SUPPLIED DATA:
— start —
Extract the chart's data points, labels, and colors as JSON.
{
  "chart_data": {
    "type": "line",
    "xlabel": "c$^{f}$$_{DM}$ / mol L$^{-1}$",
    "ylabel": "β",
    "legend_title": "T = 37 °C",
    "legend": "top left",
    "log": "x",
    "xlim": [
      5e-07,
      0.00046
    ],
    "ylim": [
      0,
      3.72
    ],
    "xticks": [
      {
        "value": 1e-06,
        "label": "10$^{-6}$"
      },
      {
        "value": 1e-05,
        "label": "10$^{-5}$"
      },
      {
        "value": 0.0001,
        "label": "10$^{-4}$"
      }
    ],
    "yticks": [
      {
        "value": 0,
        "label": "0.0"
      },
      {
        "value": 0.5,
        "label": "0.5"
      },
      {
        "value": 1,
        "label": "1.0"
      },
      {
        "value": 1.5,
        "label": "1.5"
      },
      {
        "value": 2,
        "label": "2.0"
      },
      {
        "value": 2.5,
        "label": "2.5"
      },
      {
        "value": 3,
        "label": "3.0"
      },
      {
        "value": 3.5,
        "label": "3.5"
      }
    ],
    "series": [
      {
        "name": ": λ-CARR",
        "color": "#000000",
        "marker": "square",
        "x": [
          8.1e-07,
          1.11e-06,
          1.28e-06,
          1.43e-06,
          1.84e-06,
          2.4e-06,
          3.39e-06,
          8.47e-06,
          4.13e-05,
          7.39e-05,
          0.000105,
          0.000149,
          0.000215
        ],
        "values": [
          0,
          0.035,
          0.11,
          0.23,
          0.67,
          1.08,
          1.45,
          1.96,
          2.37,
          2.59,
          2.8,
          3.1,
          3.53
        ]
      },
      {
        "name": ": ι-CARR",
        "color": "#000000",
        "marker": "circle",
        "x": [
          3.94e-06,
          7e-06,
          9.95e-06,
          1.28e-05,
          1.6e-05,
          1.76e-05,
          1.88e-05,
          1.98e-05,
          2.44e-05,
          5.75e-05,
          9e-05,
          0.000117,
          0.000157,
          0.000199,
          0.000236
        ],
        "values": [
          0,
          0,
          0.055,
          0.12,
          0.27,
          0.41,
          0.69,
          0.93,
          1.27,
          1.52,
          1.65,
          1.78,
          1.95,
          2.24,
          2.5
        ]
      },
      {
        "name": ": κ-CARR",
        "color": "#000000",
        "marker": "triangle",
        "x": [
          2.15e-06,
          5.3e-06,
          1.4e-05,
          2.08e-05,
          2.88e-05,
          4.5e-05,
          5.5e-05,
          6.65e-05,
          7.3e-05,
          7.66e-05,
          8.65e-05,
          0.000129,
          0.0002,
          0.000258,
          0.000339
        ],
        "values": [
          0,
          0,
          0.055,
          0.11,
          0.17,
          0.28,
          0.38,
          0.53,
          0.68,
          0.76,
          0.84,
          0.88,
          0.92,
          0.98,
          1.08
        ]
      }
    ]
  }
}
— end —
TO DO: Give back the data above exactly as it appears.

REPLY TO THE TASK:
Extract the chart's data points, labels, and colors as JSON.
{
  "chart_data": {
    "type": "line",
    "xlabel": "c$^{f}$$_{DM}$ / mol L$^{-1}$",
    "ylabel": "β",
    "legend_title": "T = 37 °C",
    "legend": "top left",
    "log": "x",
    "xlim": [
      5e-07,
      0.00046
    ],
    "ylim": [
      0,
      3.72
    ],
    "xticks": [
      {
        "value": 1e-06,
        "label": "10$^{-6}$"
      },
      {
        "value": 1e-05,
        "label": "10$^{-5}$"
      },
      {
        "value": 0.0001,
        "label": "10$^{-4}$"
      }
    ],
    "yticks": [
      {
        "value": 0,
        "label": "0.0"
      },
      {
        "value": 0.5,
        "label": "0.5"
      },
      {
        "value": 1,
        "label": "1.0"
      },
      {
        "value": 1.5,
        "label": "1.5"
      },
      {
        "value": 2,
        "label": "2.0"
      },
      {
        "value": 2.5,
        "label": "2.5"
      },
      {
        "value": 3,
        "label": "3.0"
      },
      {
        "value": 3.5,
        "label": "3.5"
      }
    ],
    "series": [
      {
        "name": ": λ-CARR",
        "color": "#000000",
        "marker": "square",
        "x": [
          8.1e-07,
          1.11e-06,
          1.28e-06,
          1.43e-06,
          1.84e-06,
          2.4e-06,
          3.39e-06,
          8.47e-06,
          4.13e-05,
          7.39e-05,
          0.000105,
          0.000149,
          0.000215
        ],
        "values": [
          0,
          0.035,
          0.11,
          0.23,
          0.67,
          1.08,
          1.45,
          1.96,
          2.37,
          2.59,
          2.8,
          3.1,
          3.53
        ]
      },
      {
        "name": ": ι-CARR",
        "color": "#000000",
        "marker": "circle",
        "x": [
          3.94e-06,
          7e-06,
          9.95e-06,
          1.28e-05,
          1.6e-05,
          1.76e-05,
          1.88e-05,
          1.98e-05,
          2.44e-05,
          5.75e-05,
          9e-05,
          0.000117,
          0.000157,
          0.000199,
          0.000236
        ],
        "values": [
          0,
          0,
          0.055,
          0.12,
          0.27,
          0.41,
          0.69,
          0.93,
          1.27,
          1.52,
          1.65,
          1.78,
          1.95,
          2.24,
          2.5
        ]
      },
      {
        "name": ": κ-CARR",
        "color": "#000000",
        "marker": "triangle",
        "x": [
          2.15e-06,
          5.3e-06,
          1.4e-05,
          2.08e-05,
          2.88e-05,
          4.5e-05,
          5.5e-05,
          6.65e-05,
          7.3e-05,
          7.66e-05,
          8.65e-05,
          0.000129,
          0.0002,
          0.000258,
          0.000339
        ],
        "values": [
          0,
          0,
          0.055,
          0.11,
          0.17,
          0.28,
          0.38,
          0.53,
          0.68,
          0.76,
          0.84,
          0.88,
          0.92,
          0.98,
          1.08
        ]
      }
    ]
  }
}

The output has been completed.